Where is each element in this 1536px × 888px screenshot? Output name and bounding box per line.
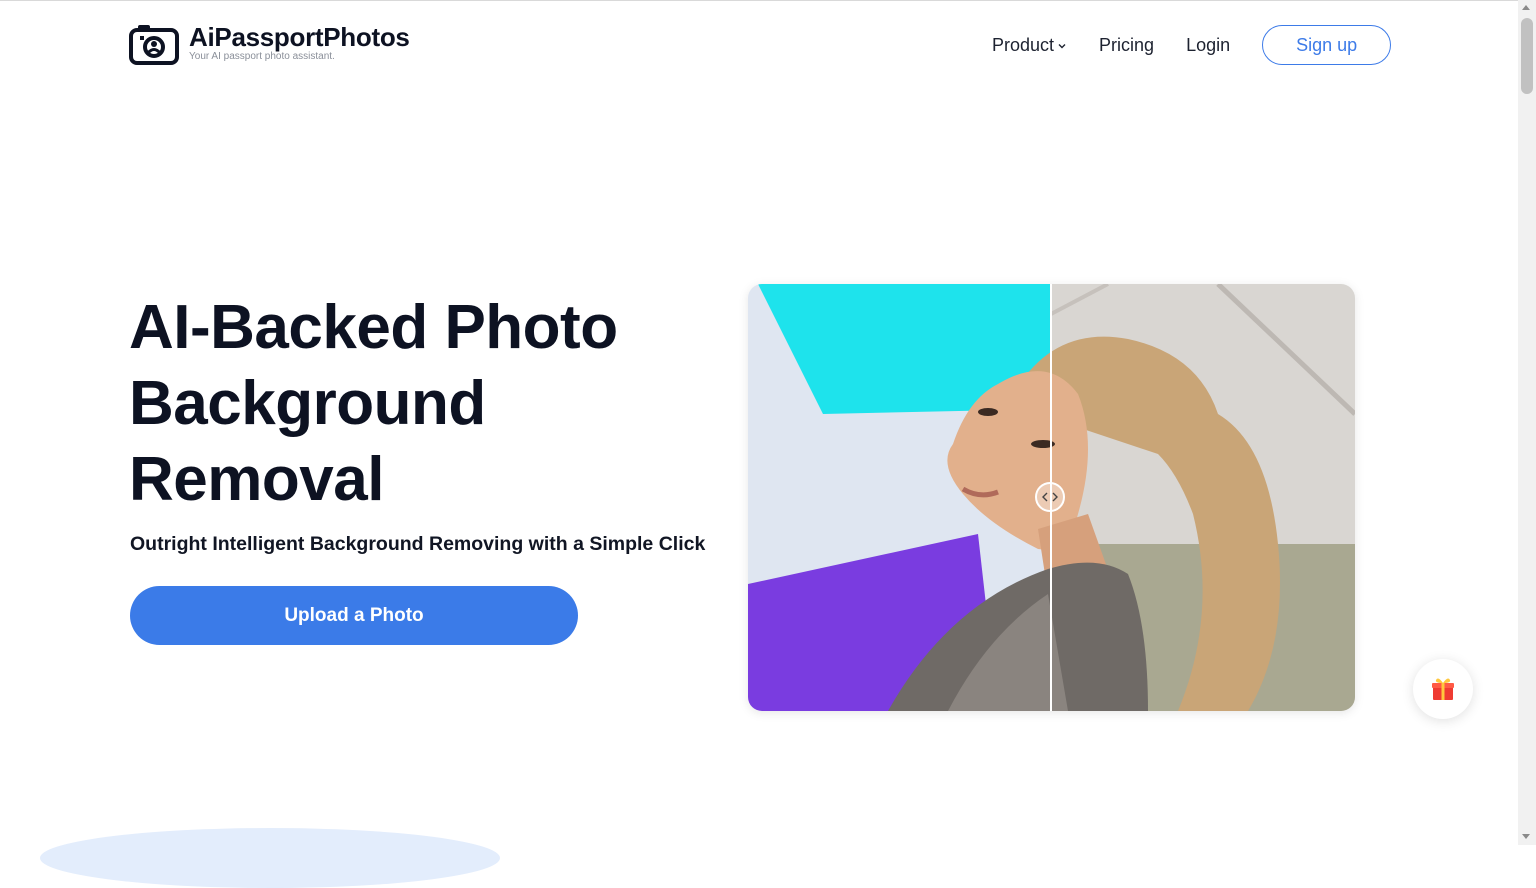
scroll-up-arrow-icon[interactable] [1522, 5, 1530, 10]
gift-icon [1432, 678, 1454, 700]
signup-button[interactable]: Sign up [1262, 25, 1392, 65]
before-after-comparison[interactable] [748, 284, 1355, 711]
scrollbar-thumb[interactable] [1521, 18, 1533, 94]
decorative-arc [40, 828, 500, 888]
hero-headline: AI-Backed Photo Background Removal [129, 293, 618, 514]
chevron-down-icon [1058, 44, 1066, 49]
brand-tagline: Your AI passport photo assistant. [189, 51, 335, 62]
comparison-slider-handle[interactable] [1035, 482, 1065, 512]
upload-photo-button[interactable]: Upload a Photo [130, 586, 578, 645]
top-border [0, 0, 1536, 1]
brand-name: AiPassportPhotos [189, 22, 410, 52]
logo[interactable]: AiPassportPhotos Your AI passport photo … [129, 22, 410, 66]
hero-subline: Outright Intelligent Background Removing… [130, 533, 706, 555]
nav-product[interactable]: Product [992, 35, 1067, 56]
main-nav: Product Pricing Login Sign up [992, 24, 1392, 66]
nav-login[interactable]: Login [1186, 35, 1230, 56]
left-right-arrows-icon [1042, 492, 1058, 502]
nav-product-label: Product [992, 34, 1055, 55]
camera-logo-icon [129, 25, 179, 65]
vertical-scrollbar[interactable] [1518, 0, 1536, 845]
gift-button[interactable] [1413, 659, 1473, 719]
scroll-down-arrow-icon[interactable] [1522, 834, 1530, 839]
brand-text: AiPassportPhotos Your AI passport photo … [189, 22, 410, 63]
nav-pricing[interactable]: Pricing [1099, 35, 1154, 56]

##########

Task objective: Copy every line of the entries above without changing a character, and leave the pictures out.

Exercise result:
Where is each element in this 1536px × 888px screenshot? Output name and bounding box per line.
scroll-up-arrow-icon[interactable] [1522, 5, 1530, 10]
gift-icon [1432, 678, 1454, 700]
signup-button[interactable]: Sign up [1262, 25, 1392, 65]
before-after-comparison[interactable] [748, 284, 1355, 711]
scrollbar-thumb[interactable] [1521, 18, 1533, 94]
decorative-arc [40, 828, 500, 888]
hero-headline: AI-Backed Photo Background Removal [129, 293, 618, 514]
chevron-down-icon [1058, 44, 1066, 49]
brand-tagline: Your AI passport photo assistant. [189, 51, 335, 62]
comparison-slider-handle[interactable] [1035, 482, 1065, 512]
upload-photo-button[interactable]: Upload a Photo [130, 586, 578, 645]
top-border [0, 0, 1536, 1]
brand-name: AiPassportPhotos [189, 22, 410, 52]
logo[interactable]: AiPassportPhotos Your AI passport photo … [129, 22, 410, 66]
hero-subline: Outright Intelligent Background Removing… [130, 533, 706, 555]
nav-product[interactable]: Product [992, 35, 1067, 56]
main-nav: Product Pricing Login Sign up [992, 24, 1392, 66]
nav-login[interactable]: Login [1186, 35, 1230, 56]
left-right-arrows-icon [1042, 492, 1058, 502]
nav-product-label: Product [992, 34, 1055, 55]
camera-logo-icon [129, 25, 179, 65]
vertical-scrollbar[interactable] [1518, 0, 1536, 845]
gift-button[interactable] [1413, 659, 1473, 719]
scroll-down-arrow-icon[interactable] [1522, 834, 1530, 839]
brand-text: AiPassportPhotos Your AI passport photo … [189, 22, 410, 63]
nav-pricing[interactable]: Pricing [1099, 35, 1154, 56]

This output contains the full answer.